(begin)

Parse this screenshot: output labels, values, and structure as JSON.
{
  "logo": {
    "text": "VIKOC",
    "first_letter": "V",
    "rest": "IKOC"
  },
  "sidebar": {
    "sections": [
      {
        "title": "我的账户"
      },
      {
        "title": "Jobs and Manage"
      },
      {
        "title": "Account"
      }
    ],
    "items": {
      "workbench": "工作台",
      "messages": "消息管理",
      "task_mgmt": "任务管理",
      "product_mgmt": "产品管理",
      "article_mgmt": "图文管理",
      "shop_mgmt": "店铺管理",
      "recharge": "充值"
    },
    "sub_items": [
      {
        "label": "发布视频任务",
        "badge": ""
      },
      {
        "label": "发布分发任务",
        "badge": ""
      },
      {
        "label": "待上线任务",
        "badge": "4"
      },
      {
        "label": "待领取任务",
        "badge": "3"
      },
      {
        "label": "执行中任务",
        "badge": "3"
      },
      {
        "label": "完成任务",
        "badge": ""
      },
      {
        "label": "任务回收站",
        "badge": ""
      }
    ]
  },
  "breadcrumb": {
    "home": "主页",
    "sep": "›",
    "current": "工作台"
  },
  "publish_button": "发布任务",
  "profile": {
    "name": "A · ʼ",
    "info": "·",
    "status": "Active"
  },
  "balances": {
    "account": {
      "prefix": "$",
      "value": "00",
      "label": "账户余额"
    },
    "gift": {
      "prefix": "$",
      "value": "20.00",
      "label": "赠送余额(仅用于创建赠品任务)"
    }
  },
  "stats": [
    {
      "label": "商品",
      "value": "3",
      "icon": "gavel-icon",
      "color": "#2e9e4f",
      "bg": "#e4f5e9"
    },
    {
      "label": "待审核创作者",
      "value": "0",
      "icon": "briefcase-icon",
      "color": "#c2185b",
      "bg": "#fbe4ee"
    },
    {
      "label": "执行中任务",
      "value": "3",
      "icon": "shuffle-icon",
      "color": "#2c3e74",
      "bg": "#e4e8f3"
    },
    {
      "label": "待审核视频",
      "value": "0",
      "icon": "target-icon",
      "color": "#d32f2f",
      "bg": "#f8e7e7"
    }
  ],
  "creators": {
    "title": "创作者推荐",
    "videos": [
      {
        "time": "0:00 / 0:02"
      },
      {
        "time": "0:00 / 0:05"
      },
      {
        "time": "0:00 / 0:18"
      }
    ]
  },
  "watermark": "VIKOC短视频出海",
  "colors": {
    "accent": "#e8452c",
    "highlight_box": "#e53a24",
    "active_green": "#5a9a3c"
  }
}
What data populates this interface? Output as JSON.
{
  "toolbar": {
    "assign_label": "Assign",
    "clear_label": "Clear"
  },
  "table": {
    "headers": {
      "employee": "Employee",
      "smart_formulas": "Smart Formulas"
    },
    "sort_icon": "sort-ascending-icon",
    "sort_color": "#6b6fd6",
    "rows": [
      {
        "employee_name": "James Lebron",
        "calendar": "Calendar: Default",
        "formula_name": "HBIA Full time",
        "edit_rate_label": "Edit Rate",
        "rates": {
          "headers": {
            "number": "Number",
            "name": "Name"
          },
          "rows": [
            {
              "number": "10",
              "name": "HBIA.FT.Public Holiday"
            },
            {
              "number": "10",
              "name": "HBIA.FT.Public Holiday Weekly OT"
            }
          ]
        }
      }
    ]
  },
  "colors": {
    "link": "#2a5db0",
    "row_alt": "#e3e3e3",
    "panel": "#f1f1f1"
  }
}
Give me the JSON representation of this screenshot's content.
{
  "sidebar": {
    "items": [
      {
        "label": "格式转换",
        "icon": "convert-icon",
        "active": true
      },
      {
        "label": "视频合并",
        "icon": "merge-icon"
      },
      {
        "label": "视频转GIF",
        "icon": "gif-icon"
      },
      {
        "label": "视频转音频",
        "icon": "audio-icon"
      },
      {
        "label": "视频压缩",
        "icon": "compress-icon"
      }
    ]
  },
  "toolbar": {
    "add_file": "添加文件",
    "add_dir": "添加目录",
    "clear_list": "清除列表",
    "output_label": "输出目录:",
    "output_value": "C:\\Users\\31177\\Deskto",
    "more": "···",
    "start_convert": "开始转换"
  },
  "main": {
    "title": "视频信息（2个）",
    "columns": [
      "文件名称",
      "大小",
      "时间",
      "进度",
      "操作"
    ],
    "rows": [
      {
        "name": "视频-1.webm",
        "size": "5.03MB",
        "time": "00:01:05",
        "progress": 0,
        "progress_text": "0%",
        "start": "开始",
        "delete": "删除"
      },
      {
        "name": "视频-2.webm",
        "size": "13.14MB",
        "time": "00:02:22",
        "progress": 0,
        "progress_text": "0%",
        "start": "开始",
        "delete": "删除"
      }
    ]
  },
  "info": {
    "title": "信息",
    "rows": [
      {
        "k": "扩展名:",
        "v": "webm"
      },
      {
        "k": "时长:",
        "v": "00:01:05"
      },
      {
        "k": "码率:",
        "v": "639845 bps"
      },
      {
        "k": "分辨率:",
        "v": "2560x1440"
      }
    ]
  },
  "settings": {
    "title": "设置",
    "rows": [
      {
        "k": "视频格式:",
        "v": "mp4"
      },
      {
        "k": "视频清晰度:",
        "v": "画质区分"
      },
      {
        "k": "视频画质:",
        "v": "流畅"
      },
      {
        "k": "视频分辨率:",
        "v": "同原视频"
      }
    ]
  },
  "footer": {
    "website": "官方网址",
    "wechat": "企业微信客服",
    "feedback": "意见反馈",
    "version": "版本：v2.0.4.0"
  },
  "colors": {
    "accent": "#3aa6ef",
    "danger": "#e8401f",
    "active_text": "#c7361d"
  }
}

(end)

→ Objective: Reproduce, exactly and with nothing added, the lines from the one that includes "Give me the" through the last line of the material.

→ Answer to this task:
Give me the JSON representation of this screenshot's content.
{
  "sidebar": {
    "items": [
      {
        "label": "格式转换",
        "icon": "convert-icon",
        "active": true
      },
      {
        "label": "视频合并",
        "icon": "merge-icon"
      },
      {
        "label": "视频转GIF",
        "icon": "gif-icon"
      },
      {
        "label": "视频转音频",
        "icon": "audio-icon"
      },
      {
        "label": "视频压缩",
        "icon": "compress-icon"
      }
    ]
  },
  "toolbar": {
    "add_file": "添加文件",
    "add_dir": "添加目录",
    "clear_list": "清除列表",
    "output_label": "输出目录:",
    "output_value": "C:\\Users\\31177\\Deskto",
    "more": "···",
    "start_convert": "开始转换"
  },
  "main": {
    "title": "视频信息（2个）",
    "columns": [
      "文件名称",
      "大小",
      "时间",
      "进度",
      "操作"
    ],
    "rows": [
      {
        "name": "视频-1.webm",
        "size": "5.03MB",
        "time": "00:01:05",
        "progress": 0,
        "progress_text": "0%",
        "start": "开始",
        "delete": "删除"
      },
      {
        "name": "视频-2.webm",
        "size": "13.14MB",
        "time": "00:02:22",
        "progress": 0,
        "progress_text": "0%",
        "start": "开始",
        "delete": "删除"
      }
    ]
  },
  "info": {
    "title": "信息",
    "rows": [
      {
        "k": "扩展名:",
        "v": "webm"
      },
      {
        "k": "时长:",
        "v": "00:01:05"
      },
      {
        "k": "码率:",
        "v": "639845 bps"
      },
      {
        "k": "分辨率:",
        "v": "2560x1440"
      }
    ]
  },
  "settings": {
    "title": "设置",
    "rows": [
      {
        "k": "视频格式:",
        "v": "mp4"
      },
      {
        "k": "视频清晰度:",
        "v": "画质区分"
      },
      {
        "k": "视频画质:",
        "v": "流畅"
      },
      {
        "k": "视频分辨率:",
        "v": "同原视频"
      }
    ]
  },
  "footer": {
    "website": "官方网址",
    "wechat": "企业微信客服",
    "feedback": "意见反馈",
    "version": "版本：v2.0.4.0"
  },
  "colors": {
    "accent": "#3aa6ef",
    "danger": "#e8401f",
    "active_text": "#c7361d"
  }
}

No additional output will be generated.